Short problem:
Print the entries below word for word; the pictures stay out of your copy.

____ Records for the exercise

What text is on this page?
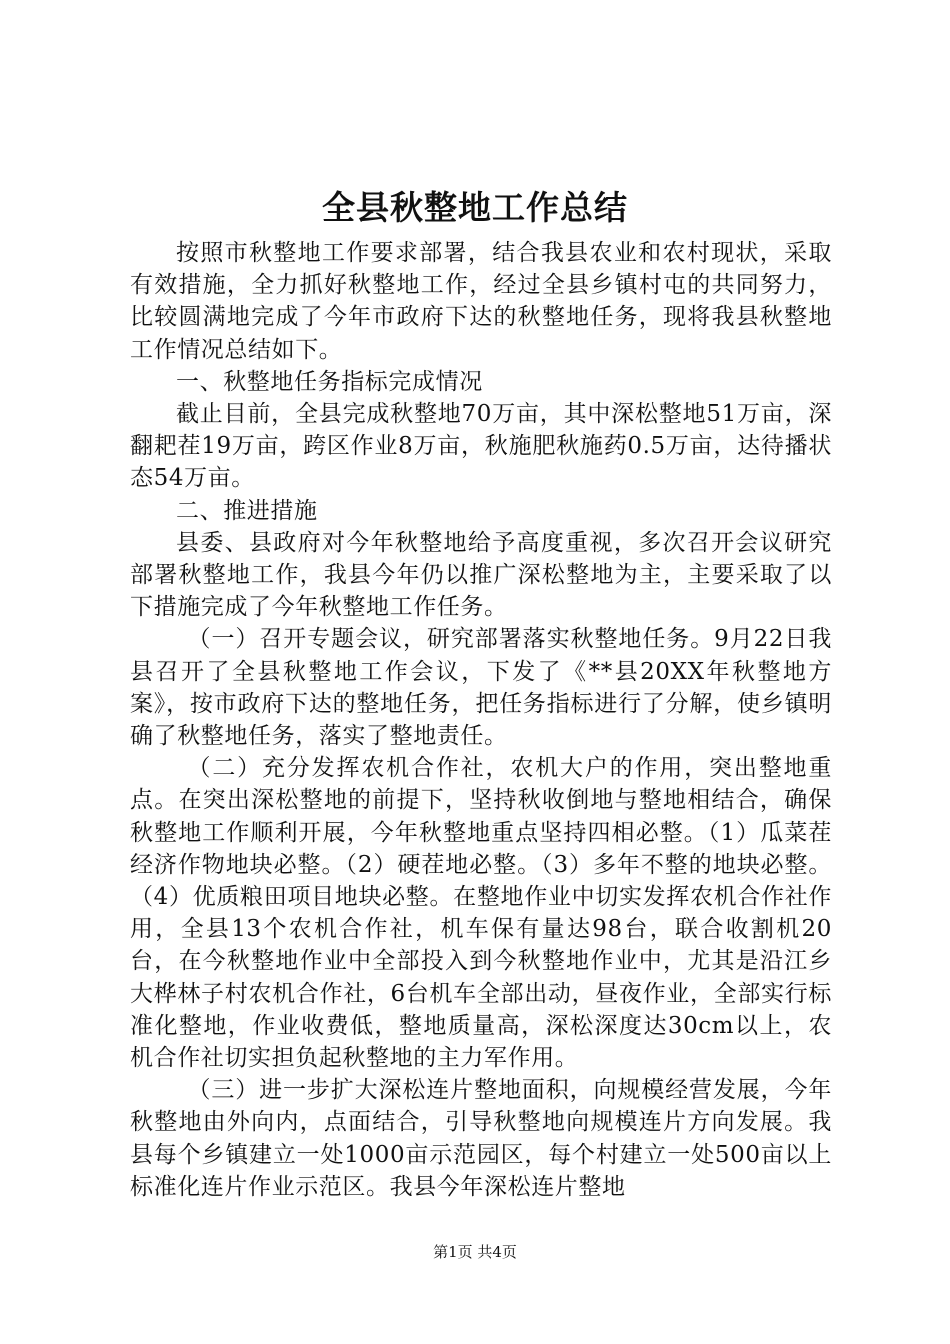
全县秋整地工作总结

按照市秋整地工作要求部署，结合我县农业和农村现状，采取有效措施，全力抓好秋整地工作，经过全县乡镇村屯的共同努力，比较圆满地完成了今年市政府下达的秋整地任务，现将我县秋整地工作情况总结如下。

一、秋整地任务指标完成情况

截止目前，全县完成秋整地70万亩，其中深松整地51万亩，深翻耙茬19万亩，跨区作业8万亩，秋施肥秋施药0.5万亩，达待播状态54万亩。

二、推进措施

县委、县政府对今年秋整地给予高度重视，多次召开会议研究部署秋整地工作，我县今年仍以推广深松整地为主，主要采取了以下措施完成了今年秋整地工作任务。

（一）召开专题会议，研究部署落实秋整地任务。9月22日我县召开了全县秋整地工作会议，下发了《**县20XX年秋整地方案》，按市政府下达的整地任务，把任务指标进行了分解，使乡镇明确了秋整地任务，落实了整地责任。

（二）充分发挥农机合作社，农机大户的作用，突出整地重点。在突出深松整地的前提下，坚持秋收倒地与整地相结合，确保秋整地工作顺利开展，今年秋整地重点坚持四相必整。（1）瓜菜茬经济作物地块必整。（2）硬茬地必整。（3）多年不整的地块必整。（4）优质粮田项目地块必整。在整地作业中切实发挥农机合作社作用，全县13个农机合作社，机车保有量达98台，联合收割机20台，在今秋整地作业中全部投入到今秋整地作业中，尤其是沿江乡大桦林子村农机合作社，6台机车全部出动，昼夜作业，全部实行标准化整地，作业收费低，整地质量高，深松深度达30cm以上，农机合作社切实担负起秋整地的主力军作用。

（三）进一步扩大深松连片整地面积，向规模经营发展，今年秋整地由外向内，点面结合，引导秋整地向规模连片方向发展。我县每个乡镇建立一处1000亩示范园区，每个村建立一处500亩以上标准化连片作业示范区。我县今年深松连片整地

第1页 共4页
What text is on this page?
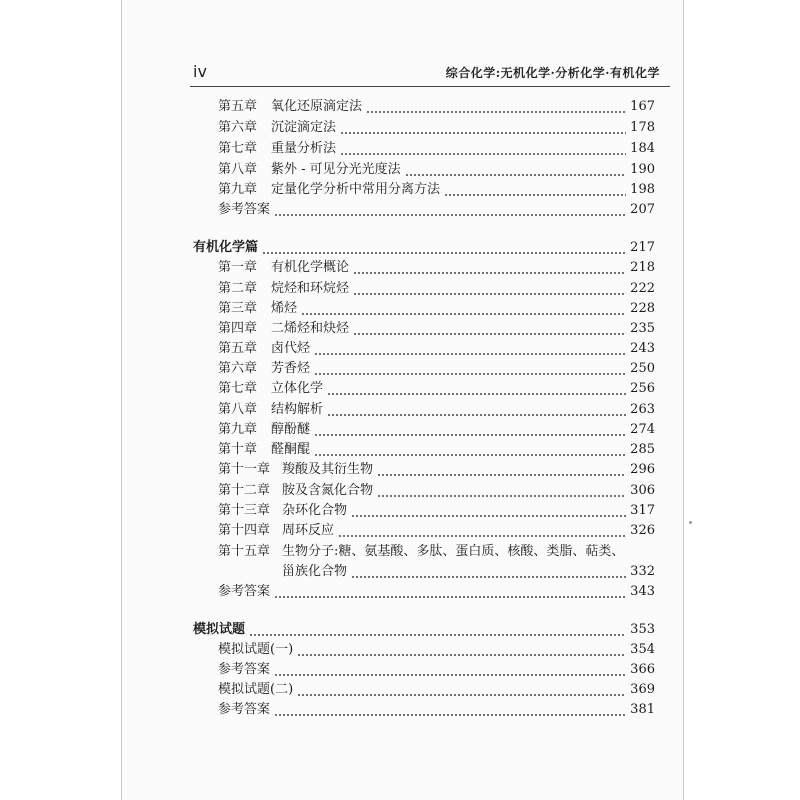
iv	综合化学:无机化学·分析化学·有机化学
第五章	氧化还原滴定法	167
第六章	沉淀滴定法	178
第七章	重量分析法	184
第八章	紫外 - 可见分光光度法	190
第九章	定量化学分析中常用分离方法	198
参考答案	207
有机化学篇	217
第一章	有机化学概论	218
第二章	烷烃和环烷烃	222
第三章	烯烃	228
第四章	二烯烃和炔烃	235
第五章	卤代烃	243
第六章	芳香烃	250
第七章	立体化学	256
第八章	结构解析	263
第九章	醇酚醚	274
第十章	醛酮醌	285
第十一章 羧酸及其衍生物	296
第十二章 胺及含氮化合物	306
第十三章 杂环化合物	317
第十四章 周环反应	326
第十五章 生物分子:糖、氨基酸、多肽、蛋白质、核酸、类脂、萜类、
甾族化合物	332
参考答案	343
模拟试题	353
模拟试题(一)	354
参考答案	366
模拟试题(二)	369
参考答案	381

________

In response:
What text is on this page?
全县秋整地工作总结

按照市秋整地工作要求部署，结合我县农业和农村现状，采取有效措施，全力抓好秋整地工作，经过全县乡镇村屯的共同努力，比较圆满地完成了今年市政府下达的秋整地任务，现将我县秋整地工作情况总结如下。

一、秋整地任务指标完成情况

截止目前，全县完成秋整地70万亩，其中深松整地51万亩，深翻耙茬19万亩，跨区作业8万亩，秋施肥秋施药0.5万亩，达待播状态54万亩。

二、推进措施

县委、县政府对今年秋整地给予高度重视，多次召开会议研究部署秋整地工作，我县今年仍以推广深松整地为主，主要采取了以下措施完成了今年秋整地工作任务。

（一）召开专题会议，研究部署落实秋整地任务。9月22日我县召开了全县秋整地工作会议，下发了《**县20XX年秋整地方案》，按市政府下达的整地任务，把任务指标进行了分解，使乡镇明确了秋整地任务，落实了整地责任。

（二）充分发挥农机合作社，农机大户的作用，突出整地重点。在突出深松整地的前提下，坚持秋收倒地与整地相结合，确保秋整地工作顺利开展，今年秋整地重点坚持四相必整。（1）瓜菜茬经济作物地块必整。（2）硬茬地必整。（3）多年不整的地块必整。（4）优质粮田项目地块必整。在整地作业中切实发挥农机合作社作用，全县13个农机合作社，机车保有量达98台，联合收割机20台，在今秋整地作业中全部投入到今秋整地作业中，尤其是沿江乡大桦林子村农机合作社，6台机车全部出动，昼夜作业，全部实行标准化整地，作业收费低，整地质量高，深松深度达30cm以上，农机合作社切实担负起秋整地的主力军作用。

（三）进一步扩大深松连片整地面积，向规模经营发展，今年秋整地由外向内，点面结合，引导秋整地向规模连片方向发展。我县每个乡镇建立一处1000亩示范园区，每个村建立一处500亩以上标准化连片作业示范区。我县今年深松连片整地

第1页 共4页
What text is on this page?
iv	综合化学:无机化学·分析化学·有机化学
第五章	氧化还原滴定法	167
第六章	沉淀滴定法	178
第七章	重量分析法	184
第八章	紫外 - 可见分光光度法	190
第九章	定量化学分析中常用分离方法	198
参考答案	207
有机化学篇	217
第一章	有机化学概论	218
第二章	烷烃和环烷烃	222
第三章	烯烃	228
第四章	二烯烃和炔烃	235
第五章	卤代烃	243
第六章	芳香烃	250
第七章	立体化学	256
第八章	结构解析	263
第九章	醇酚醚	274
第十章	醛酮醌	285
第十一章 羧酸及其衍生物	296
第十二章 胺及含氮化合物	306
第十三章 杂环化合物	317
第十四章 周环反应	326
第十五章 生物分子:糖、氨基酸、多肽、蛋白质、核酸、类脂、萜类、
甾族化合物	332
参考答案	343
模拟试题	353
模拟试题(一)	354
参考答案	366
模拟试题(二)	369
参考答案	381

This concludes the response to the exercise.